(Collection entries)
◇ ◇ ◇ ◇ ◇ ◇ ◇

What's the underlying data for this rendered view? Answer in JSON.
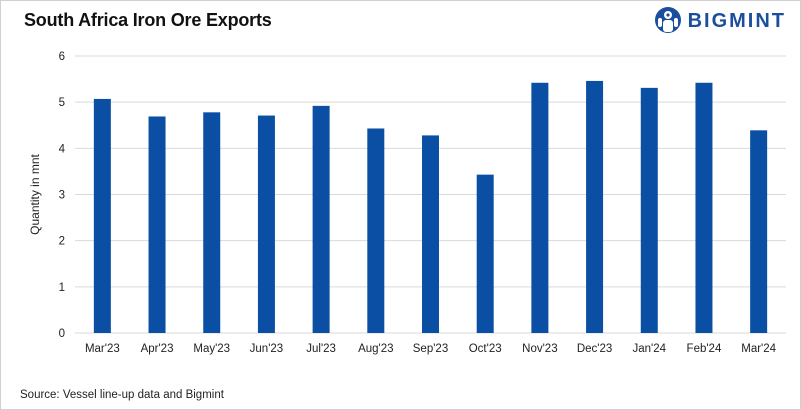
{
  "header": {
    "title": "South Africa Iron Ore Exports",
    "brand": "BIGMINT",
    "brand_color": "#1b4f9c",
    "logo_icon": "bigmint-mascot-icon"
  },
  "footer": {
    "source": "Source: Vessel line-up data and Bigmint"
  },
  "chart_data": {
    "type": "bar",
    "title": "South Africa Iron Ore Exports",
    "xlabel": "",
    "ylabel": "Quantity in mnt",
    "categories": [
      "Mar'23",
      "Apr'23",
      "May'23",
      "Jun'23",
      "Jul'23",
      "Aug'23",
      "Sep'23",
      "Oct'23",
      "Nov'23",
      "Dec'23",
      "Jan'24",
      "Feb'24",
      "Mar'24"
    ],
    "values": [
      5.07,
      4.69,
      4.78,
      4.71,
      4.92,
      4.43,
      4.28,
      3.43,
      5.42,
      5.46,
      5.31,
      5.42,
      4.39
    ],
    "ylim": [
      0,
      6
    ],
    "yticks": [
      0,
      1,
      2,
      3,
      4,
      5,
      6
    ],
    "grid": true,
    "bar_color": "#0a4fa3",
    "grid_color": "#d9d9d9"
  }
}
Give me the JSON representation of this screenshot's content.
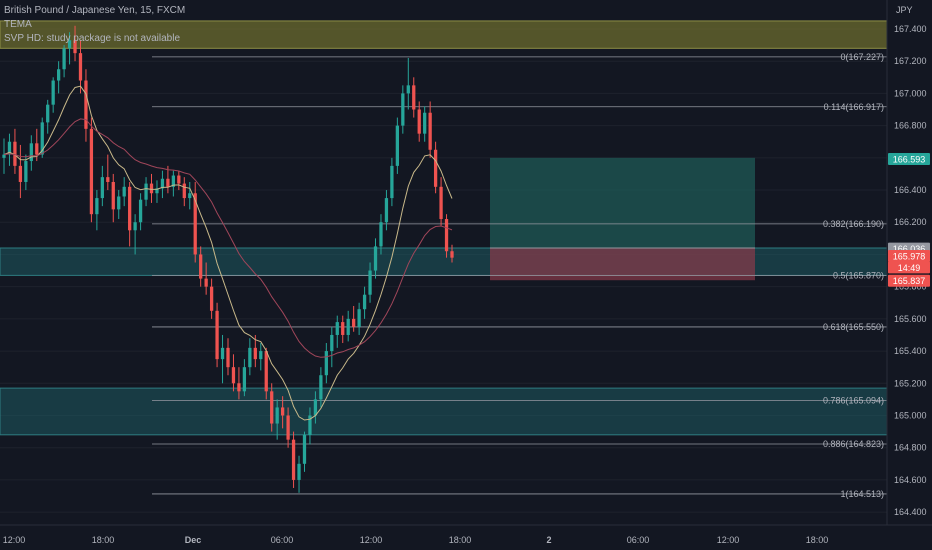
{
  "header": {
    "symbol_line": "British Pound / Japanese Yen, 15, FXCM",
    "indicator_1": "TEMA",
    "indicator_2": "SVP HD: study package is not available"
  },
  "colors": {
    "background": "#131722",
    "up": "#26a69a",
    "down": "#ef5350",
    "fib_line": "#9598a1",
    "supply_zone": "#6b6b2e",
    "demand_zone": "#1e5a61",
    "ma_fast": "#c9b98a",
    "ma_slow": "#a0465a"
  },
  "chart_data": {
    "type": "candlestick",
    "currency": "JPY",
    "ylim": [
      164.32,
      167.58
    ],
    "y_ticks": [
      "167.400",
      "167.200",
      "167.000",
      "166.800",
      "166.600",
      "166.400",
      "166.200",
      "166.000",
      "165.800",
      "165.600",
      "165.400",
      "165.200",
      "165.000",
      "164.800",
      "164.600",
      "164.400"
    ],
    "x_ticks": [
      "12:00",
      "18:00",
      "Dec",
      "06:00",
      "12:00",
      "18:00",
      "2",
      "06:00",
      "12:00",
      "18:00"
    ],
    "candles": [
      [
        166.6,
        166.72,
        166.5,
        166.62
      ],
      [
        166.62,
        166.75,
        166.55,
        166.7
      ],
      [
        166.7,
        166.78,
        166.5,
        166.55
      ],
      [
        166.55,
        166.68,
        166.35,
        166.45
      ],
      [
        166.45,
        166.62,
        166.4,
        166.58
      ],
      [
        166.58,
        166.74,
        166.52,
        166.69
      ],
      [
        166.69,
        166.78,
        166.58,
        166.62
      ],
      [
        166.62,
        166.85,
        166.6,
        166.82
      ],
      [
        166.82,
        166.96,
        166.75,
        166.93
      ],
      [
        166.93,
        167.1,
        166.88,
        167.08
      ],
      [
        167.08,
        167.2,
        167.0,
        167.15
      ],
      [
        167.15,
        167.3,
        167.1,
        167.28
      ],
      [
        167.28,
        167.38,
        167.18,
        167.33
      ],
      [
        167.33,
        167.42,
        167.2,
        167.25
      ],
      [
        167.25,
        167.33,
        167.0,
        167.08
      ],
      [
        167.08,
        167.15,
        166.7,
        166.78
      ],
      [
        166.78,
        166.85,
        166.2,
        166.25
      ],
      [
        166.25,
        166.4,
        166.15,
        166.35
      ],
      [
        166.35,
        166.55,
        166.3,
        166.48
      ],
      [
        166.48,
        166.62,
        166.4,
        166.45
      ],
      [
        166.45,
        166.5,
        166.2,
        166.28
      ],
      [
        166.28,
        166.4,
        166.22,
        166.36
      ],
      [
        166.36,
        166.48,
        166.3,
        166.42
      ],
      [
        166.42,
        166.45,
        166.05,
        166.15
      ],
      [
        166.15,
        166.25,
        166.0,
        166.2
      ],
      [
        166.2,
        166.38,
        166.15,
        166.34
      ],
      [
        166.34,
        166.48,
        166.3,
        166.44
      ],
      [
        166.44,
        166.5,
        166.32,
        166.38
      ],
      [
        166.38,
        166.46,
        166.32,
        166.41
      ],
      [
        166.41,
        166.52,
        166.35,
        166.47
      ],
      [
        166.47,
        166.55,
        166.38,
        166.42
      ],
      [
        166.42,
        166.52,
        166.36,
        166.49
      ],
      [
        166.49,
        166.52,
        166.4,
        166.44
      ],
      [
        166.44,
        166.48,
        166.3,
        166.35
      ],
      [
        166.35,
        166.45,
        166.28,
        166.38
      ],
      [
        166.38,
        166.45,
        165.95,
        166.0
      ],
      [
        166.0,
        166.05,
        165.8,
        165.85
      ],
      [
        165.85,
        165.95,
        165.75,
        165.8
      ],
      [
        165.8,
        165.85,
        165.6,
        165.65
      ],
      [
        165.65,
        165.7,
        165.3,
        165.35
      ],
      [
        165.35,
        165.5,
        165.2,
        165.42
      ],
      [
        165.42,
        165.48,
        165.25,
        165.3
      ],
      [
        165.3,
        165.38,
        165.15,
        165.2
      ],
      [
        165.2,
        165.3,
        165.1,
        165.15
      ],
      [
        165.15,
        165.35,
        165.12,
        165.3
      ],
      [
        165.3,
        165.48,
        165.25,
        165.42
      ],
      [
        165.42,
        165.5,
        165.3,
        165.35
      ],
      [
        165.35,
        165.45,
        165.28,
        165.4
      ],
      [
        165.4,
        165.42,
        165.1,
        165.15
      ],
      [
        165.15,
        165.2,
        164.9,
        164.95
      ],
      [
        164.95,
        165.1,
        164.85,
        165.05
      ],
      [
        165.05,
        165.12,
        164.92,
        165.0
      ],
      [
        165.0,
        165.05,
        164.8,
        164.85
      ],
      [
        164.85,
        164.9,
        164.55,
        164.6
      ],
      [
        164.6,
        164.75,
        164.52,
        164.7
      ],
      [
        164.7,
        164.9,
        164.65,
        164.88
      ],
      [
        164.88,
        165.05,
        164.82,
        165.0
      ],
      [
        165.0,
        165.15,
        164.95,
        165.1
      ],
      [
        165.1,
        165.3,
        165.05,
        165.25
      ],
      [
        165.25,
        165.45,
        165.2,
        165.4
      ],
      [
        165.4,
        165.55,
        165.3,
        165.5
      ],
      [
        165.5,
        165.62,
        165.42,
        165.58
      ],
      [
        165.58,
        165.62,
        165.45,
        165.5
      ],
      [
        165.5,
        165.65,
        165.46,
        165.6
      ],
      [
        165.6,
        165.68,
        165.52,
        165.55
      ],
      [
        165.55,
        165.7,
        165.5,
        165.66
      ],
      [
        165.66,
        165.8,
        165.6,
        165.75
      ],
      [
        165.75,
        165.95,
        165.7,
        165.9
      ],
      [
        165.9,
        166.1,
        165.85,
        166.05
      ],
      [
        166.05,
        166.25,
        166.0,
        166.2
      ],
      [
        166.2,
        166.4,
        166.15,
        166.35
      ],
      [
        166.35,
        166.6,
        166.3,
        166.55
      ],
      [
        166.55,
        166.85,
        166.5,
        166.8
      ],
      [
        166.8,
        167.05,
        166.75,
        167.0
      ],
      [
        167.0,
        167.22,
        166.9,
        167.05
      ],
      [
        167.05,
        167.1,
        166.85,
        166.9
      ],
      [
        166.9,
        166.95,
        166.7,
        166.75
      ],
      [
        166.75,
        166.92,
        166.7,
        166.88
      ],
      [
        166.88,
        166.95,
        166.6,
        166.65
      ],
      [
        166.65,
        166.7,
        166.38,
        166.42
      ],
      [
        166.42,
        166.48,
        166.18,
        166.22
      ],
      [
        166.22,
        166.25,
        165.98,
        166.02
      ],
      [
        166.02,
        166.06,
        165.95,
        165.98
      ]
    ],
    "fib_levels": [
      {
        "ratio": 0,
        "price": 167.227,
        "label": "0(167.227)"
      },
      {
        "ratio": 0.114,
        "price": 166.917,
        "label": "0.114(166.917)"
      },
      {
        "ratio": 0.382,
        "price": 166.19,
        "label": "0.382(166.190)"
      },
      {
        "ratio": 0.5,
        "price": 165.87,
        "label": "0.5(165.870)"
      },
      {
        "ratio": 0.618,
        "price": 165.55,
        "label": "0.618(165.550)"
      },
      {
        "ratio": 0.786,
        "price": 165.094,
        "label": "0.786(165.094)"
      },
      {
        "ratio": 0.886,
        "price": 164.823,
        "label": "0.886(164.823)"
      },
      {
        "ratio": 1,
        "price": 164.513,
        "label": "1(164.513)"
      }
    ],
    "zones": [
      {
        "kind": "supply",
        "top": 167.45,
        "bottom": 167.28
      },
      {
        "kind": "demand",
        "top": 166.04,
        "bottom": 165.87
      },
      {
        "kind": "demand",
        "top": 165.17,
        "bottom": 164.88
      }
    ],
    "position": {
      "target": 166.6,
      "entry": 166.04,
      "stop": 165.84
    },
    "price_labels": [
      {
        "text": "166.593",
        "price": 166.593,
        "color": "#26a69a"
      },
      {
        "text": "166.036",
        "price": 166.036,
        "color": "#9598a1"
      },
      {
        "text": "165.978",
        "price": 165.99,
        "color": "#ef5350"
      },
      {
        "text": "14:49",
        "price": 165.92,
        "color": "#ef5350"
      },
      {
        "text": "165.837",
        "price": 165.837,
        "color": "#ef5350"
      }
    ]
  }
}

◇ ◇ ◇ ◇ ◇ ◇ ◇

SHORT PROBLEM — Tell how many lines in the material contain the word "this". Only the number is wanted.

RESULT OF THE TASK — 2